===== Given records

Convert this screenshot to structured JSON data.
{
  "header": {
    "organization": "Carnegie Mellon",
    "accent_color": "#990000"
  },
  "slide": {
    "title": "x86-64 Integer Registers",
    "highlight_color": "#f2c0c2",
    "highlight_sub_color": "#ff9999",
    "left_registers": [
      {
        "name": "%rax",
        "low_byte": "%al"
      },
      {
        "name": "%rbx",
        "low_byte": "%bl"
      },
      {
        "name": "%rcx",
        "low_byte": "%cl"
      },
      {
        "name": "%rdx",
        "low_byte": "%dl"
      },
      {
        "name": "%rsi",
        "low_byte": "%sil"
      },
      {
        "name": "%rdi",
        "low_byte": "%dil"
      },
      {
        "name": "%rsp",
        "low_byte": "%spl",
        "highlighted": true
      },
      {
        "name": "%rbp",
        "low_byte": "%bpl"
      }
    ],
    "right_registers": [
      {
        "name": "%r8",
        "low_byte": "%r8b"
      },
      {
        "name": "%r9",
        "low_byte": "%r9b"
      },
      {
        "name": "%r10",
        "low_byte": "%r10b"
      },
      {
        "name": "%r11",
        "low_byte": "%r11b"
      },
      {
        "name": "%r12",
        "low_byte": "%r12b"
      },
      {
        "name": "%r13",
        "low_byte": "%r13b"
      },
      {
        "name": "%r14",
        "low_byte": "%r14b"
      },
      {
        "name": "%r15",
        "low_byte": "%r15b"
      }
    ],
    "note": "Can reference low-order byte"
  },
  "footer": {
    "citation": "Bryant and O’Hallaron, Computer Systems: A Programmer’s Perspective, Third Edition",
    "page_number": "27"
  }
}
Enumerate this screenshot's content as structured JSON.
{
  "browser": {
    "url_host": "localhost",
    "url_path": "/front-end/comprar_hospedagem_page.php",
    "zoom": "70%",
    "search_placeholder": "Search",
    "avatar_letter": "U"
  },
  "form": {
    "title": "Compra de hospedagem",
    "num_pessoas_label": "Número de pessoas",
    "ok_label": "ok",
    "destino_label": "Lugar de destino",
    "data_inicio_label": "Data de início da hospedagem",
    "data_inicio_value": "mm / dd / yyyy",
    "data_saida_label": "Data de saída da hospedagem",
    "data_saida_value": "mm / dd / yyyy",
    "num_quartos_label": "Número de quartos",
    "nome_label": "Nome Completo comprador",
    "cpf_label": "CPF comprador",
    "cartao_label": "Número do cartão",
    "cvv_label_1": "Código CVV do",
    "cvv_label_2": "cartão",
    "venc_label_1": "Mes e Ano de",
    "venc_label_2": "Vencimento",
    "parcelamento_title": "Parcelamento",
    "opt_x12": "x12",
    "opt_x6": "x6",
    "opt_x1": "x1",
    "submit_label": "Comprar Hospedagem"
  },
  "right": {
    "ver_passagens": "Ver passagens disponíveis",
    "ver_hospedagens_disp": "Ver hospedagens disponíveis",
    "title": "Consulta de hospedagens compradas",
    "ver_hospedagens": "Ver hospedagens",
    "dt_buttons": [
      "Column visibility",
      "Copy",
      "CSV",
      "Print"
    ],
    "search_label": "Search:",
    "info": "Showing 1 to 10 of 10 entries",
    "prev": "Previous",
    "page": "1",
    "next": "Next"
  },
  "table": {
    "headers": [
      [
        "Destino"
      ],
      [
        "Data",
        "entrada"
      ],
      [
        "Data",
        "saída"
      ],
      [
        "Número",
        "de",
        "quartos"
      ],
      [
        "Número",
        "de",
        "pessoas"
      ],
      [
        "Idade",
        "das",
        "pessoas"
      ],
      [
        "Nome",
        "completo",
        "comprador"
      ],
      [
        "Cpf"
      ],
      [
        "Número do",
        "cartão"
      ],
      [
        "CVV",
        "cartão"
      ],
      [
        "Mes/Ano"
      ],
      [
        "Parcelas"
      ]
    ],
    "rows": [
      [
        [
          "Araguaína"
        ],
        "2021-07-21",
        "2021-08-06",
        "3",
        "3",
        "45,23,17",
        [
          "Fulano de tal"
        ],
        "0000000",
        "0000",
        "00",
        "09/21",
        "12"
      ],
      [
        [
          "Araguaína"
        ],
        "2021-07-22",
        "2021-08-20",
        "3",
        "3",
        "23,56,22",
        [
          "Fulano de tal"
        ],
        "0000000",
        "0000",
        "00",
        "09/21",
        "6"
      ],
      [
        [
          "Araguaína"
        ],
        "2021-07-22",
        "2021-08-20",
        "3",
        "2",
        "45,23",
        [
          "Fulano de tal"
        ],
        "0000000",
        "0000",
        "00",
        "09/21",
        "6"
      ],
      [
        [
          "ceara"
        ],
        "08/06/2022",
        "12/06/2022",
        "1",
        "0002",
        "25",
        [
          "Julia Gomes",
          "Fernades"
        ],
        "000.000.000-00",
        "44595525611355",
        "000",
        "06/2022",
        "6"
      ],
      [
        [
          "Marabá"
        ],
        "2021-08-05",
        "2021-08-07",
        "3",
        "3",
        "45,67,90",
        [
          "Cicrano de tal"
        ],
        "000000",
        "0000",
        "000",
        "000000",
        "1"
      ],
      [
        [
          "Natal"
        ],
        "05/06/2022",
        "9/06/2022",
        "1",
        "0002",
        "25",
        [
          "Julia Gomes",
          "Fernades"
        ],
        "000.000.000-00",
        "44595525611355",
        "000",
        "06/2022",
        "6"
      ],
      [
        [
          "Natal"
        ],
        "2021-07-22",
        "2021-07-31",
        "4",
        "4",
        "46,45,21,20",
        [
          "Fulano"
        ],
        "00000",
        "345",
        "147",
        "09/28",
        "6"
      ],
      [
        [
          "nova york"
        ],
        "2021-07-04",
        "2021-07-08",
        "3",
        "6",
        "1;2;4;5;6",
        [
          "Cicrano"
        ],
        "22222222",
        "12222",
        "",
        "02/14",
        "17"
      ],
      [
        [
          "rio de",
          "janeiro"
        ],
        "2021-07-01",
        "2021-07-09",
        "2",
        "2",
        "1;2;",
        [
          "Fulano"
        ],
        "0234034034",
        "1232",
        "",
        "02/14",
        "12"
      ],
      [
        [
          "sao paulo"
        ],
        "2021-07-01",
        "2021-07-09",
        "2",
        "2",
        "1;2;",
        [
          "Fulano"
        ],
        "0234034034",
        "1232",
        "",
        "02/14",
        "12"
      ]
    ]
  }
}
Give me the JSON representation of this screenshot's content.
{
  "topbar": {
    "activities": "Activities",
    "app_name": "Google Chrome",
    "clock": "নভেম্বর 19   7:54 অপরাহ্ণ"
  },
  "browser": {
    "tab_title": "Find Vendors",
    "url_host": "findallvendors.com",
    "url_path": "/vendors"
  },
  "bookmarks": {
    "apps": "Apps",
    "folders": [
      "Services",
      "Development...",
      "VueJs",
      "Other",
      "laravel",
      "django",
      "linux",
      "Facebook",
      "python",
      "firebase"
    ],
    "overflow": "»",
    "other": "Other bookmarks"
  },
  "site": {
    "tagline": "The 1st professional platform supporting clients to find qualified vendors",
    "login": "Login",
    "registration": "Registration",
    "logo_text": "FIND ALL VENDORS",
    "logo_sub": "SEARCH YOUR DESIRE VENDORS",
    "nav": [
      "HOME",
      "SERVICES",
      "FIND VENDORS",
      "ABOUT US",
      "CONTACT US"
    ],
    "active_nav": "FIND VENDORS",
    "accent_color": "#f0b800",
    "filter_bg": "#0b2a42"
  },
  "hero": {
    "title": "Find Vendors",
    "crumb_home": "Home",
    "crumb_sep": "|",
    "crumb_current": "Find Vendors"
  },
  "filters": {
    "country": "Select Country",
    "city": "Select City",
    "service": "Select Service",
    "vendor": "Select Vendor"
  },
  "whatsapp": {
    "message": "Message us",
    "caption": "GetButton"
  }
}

==========

_Do this_
Retype all of the material above with every character intact.

_Output of the task_
Convert this screenshot to structured JSON data.
{
  "header": {
    "organization": "Carnegie Mellon",
    "accent_color": "#990000"
  },
  "slide": {
    "title": "x86-64 Integer Registers",
    "highlight_color": "#f2c0c2",
    "highlight_sub_color": "#ff9999",
    "left_registers": [
      {
        "name": "%rax",
        "low_byte": "%al"
      },
      {
        "name": "%rbx",
        "low_byte": "%bl"
      },
      {
        "name": "%rcx",
        "low_byte": "%cl"
      },
      {
        "name": "%rdx",
        "low_byte": "%dl"
      },
      {
        "name": "%rsi",
        "low_byte": "%sil"
      },
      {
        "name": "%rdi",
        "low_byte": "%dil"
      },
      {
        "name": "%rsp",
        "low_byte": "%spl",
        "highlighted": true
      },
      {
        "name": "%rbp",
        "low_byte": "%bpl"
      }
    ],
    "right_registers": [
      {
        "name": "%r8",
        "low_byte": "%r8b"
      },
      {
        "name": "%r9",
        "low_byte": "%r9b"
      },
      {
        "name": "%r10",
        "low_byte": "%r10b"
      },
      {
        "name": "%r11",
        "low_byte": "%r11b"
      },
      {
        "name": "%r12",
        "low_byte": "%r12b"
      },
      {
        "name": "%r13",
        "low_byte": "%r13b"
      },
      {
        "name": "%r14",
        "low_byte": "%r14b"
      },
      {
        "name": "%r15",
        "low_byte": "%r15b"
      }
    ],
    "note": "Can reference low-order byte"
  },
  "footer": {
    "citation": "Bryant and O’Hallaron, Computer Systems: A Programmer’s Perspective, Third Edition",
    "page_number": "27"
  }
}
Enumerate this screenshot's content as structured JSON.
{
  "browser": {
    "url_host": "localhost",
    "url_path": "/front-end/comprar_hospedagem_page.php",
    "zoom": "70%",
    "search_placeholder": "Search",
    "avatar_letter": "U"
  },
  "form": {
    "title": "Compra de hospedagem",
    "num_pessoas_label": "Número de pessoas",
    "ok_label": "ok",
    "destino_label": "Lugar de destino",
    "data_inicio_label": "Data de início da hospedagem",
    "data_inicio_value": "mm / dd / yyyy",
    "data_saida_label": "Data de saída da hospedagem",
    "data_saida_value": "mm / dd / yyyy",
    "num_quartos_label": "Número de quartos",
    "nome_label": "Nome Completo comprador",
    "cpf_label": "CPF comprador",
    "cartao_label": "Número do cartão",
    "cvv_label_1": "Código CVV do",
    "cvv_label_2": "cartão",
    "venc_label_1": "Mes e Ano de",
    "venc_label_2": "Vencimento",
    "parcelamento_title": "Parcelamento",
    "opt_x12": "x12",
    "opt_x6": "x6",
    "opt_x1": "x1",
    "submit_label": "Comprar Hospedagem"
  },
  "right": {
    "ver_passagens": "Ver passagens disponíveis",
    "ver_hospedagens_disp": "Ver hospedagens disponíveis",
    "title": "Consulta de hospedagens compradas",
    "ver_hospedagens": "Ver hospedagens",
    "dt_buttons": [
      "Column visibility",
      "Copy",
      "CSV",
      "Print"
    ],
    "search_label": "Search:",
    "info": "Showing 1 to 10 of 10 entries",
    "prev": "Previous",
    "page": "1",
    "next": "Next"
  },
  "table": {
    "headers": [
      [
        "Destino"
      ],
      [
        "Data",
        "entrada"
      ],
      [
        "Data",
        "saída"
      ],
      [
        "Número",
        "de",
        "quartos"
      ],
      [
        "Número",
        "de",
        "pessoas"
      ],
      [
        "Idade",
        "das",
        "pessoas"
      ],
      [
        "Nome",
        "completo",
        "comprador"
      ],
      [
        "Cpf"
      ],
      [
        "Número do",
        "cartão"
      ],
      [
        "CVV",
        "cartão"
      ],
      [
        "Mes/Ano"
      ],
      [
        "Parcelas"
      ]
    ],
    "rows": [
      [
        [
          "Araguaína"
        ],
        "2021-07-21",
        "2021-08-06",
        "3",
        "3",
        "45,23,17",
        [
          "Fulano de tal"
        ],
        "0000000",
        "0000",
        "00",
        "09/21",
        "12"
      ],
      [
        [
          "Araguaína"
        ],
        "2021-07-22",
        "2021-08-20",
        "3",
        "3",
        "23,56,22",
        [
          "Fulano de tal"
        ],
        "0000000",
        "0000",
        "00",
        "09/21",
        "6"
      ],
      [
        [
          "Araguaína"
        ],
        "2021-07-22",
        "2021-08-20",
        "3",
        "2",
        "45,23",
        [
          "Fulano de tal"
        ],
        "0000000",
        "0000",
        "00",
        "09/21",
        "6"
      ],
      [
        [
          "ceara"
        ],
        "08/06/2022",
        "12/06/2022",
        "1",
        "0002",
        "25",
        [
          "Julia Gomes",
          "Fernades"
        ],
        "000.000.000-00",
        "44595525611355",
        "000",
        "06/2022",
        "6"
      ],
      [
        [
          "Marabá"
        ],
        "2021-08-05",
        "2021-08-07",
        "3",
        "3",
        "45,67,90",
        [
          "Cicrano de tal"
        ],
        "000000",
        "0000",
        "000",
        "000000",
        "1"
      ],
      [
        [
          "Natal"
        ],
        "05/06/2022",
        "9/06/2022",
        "1",
        "0002",
        "25",
        [
          "Julia Gomes",
          "Fernades"
        ],
        "000.000.000-00",
        "44595525611355",
        "000",
        "06/2022",
        "6"
      ],
      [
        [
          "Natal"
        ],
        "2021-07-22",
        "2021-07-31",
        "4",
        "4",
        "46,45,21,20",
        [
          "Fulano"
        ],
        "00000",
        "345",
        "147",
        "09/28",
        "6"
      ],
      [
        [
          "nova york"
        ],
        "2021-07-04",
        "2021-07-08",
        "3",
        "6",
        "1;2;4;5;6",
        [
          "Cicrano"
        ],
        "22222222",
        "12222",
        "",
        "02/14",
        "17"
      ],
      [
        [
          "rio de",
          "janeiro"
        ],
        "2021-07-01",
        "2021-07-09",
        "2",
        "2",
        "1;2;",
        [
          "Fulano"
        ],
        "0234034034",
        "1232",
        "",
        "02/14",
        "12"
      ],
      [
        [
          "sao paulo"
        ],
        "2021-07-01",
        "2021-07-09",
        "2",
        "2",
        "1;2;",
        [
          "Fulano"
        ],
        "0234034034",
        "1232",
        "",
        "02/14",
        "12"
      ]
    ]
  }
}
Give me the JSON representation of this screenshot's content.
{
  "topbar": {
    "activities": "Activities",
    "app_name": "Google Chrome",
    "clock": "নভেম্বর 19   7:54 অপরাহ্ণ"
  },
  "browser": {
    "tab_title": "Find Vendors",
    "url_host": "findallvendors.com",
    "url_path": "/vendors"
  },
  "bookmarks": {
    "apps": "Apps",
    "folders": [
      "Services",
      "Development...",
      "VueJs",
      "Other",
      "laravel",
      "django",
      "linux",
      "Facebook",
      "python",
      "firebase"
    ],
    "overflow": "»",
    "other": "Other bookmarks"
  },
  "site": {
    "tagline": "The 1st professional platform supporting clients to find qualified vendors",
    "login": "Login",
    "registration": "Registration",
    "logo_text": "FIND ALL VENDORS",
    "logo_sub": "SEARCH YOUR DESIRE VENDORS",
    "nav": [
      "HOME",
      "SERVICES",
      "FIND VENDORS",
      "ABOUT US",
      "CONTACT US"
    ],
    "active_nav": "FIND VENDORS",
    "accent_color": "#f0b800",
    "filter_bg": "#0b2a42"
  },
  "hero": {
    "title": "Find Vendors",
    "crumb_home": "Home",
    "crumb_sep": "|",
    "crumb_current": "Find Vendors"
  },
  "filters": {
    "country": "Select Country",
    "city": "Select City",
    "service": "Select Service",
    "vendor": "Select Vendor"
  },
  "whatsapp": {
    "message": "Message us",
    "caption": "GetButton"
  }
}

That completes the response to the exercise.